Raw records>

-- Start --

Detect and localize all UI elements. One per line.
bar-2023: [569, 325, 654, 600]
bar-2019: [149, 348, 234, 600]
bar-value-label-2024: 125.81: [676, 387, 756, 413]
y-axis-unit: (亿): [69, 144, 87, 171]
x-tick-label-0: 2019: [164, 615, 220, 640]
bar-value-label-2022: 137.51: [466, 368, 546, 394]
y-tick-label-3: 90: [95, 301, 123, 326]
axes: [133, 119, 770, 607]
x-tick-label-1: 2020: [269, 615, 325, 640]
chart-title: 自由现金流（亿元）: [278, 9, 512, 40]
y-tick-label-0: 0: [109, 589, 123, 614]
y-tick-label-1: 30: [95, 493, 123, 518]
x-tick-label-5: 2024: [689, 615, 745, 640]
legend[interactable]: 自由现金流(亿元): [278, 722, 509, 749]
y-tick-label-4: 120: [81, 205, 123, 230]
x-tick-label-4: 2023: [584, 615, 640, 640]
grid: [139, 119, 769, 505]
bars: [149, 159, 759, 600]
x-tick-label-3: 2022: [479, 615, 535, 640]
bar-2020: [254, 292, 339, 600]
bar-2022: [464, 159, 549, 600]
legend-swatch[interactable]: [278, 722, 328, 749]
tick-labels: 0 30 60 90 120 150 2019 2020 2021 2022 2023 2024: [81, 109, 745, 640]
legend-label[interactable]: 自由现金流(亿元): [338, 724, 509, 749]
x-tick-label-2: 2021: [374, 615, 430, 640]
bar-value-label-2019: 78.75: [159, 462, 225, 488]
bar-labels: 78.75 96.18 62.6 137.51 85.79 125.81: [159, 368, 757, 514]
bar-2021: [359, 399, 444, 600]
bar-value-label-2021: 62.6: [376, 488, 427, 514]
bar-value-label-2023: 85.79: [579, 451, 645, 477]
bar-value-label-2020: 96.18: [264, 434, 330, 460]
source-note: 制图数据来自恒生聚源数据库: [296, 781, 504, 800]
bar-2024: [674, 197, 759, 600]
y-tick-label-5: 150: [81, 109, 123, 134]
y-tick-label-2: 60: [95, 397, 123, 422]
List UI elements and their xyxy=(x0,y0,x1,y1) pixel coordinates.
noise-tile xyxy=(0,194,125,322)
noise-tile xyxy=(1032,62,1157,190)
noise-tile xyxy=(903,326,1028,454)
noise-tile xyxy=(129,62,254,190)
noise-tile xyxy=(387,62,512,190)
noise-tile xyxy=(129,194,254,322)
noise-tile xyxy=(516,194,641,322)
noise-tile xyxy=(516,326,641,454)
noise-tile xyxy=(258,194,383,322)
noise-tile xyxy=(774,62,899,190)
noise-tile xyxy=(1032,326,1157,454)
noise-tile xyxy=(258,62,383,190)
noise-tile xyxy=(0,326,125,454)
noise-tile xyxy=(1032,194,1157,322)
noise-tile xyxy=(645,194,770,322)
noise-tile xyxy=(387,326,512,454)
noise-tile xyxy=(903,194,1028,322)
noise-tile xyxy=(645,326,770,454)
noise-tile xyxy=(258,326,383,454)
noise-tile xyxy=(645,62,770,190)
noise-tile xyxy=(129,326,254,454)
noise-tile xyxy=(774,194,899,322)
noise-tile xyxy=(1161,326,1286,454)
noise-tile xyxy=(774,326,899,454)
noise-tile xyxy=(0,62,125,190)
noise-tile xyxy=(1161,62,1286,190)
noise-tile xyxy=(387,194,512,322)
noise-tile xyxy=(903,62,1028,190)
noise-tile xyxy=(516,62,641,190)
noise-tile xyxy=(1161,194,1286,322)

-- End --

Description of the task>
How many lines in the rows above contain the string "interactable"? Reply with the number alone.

The solution>
3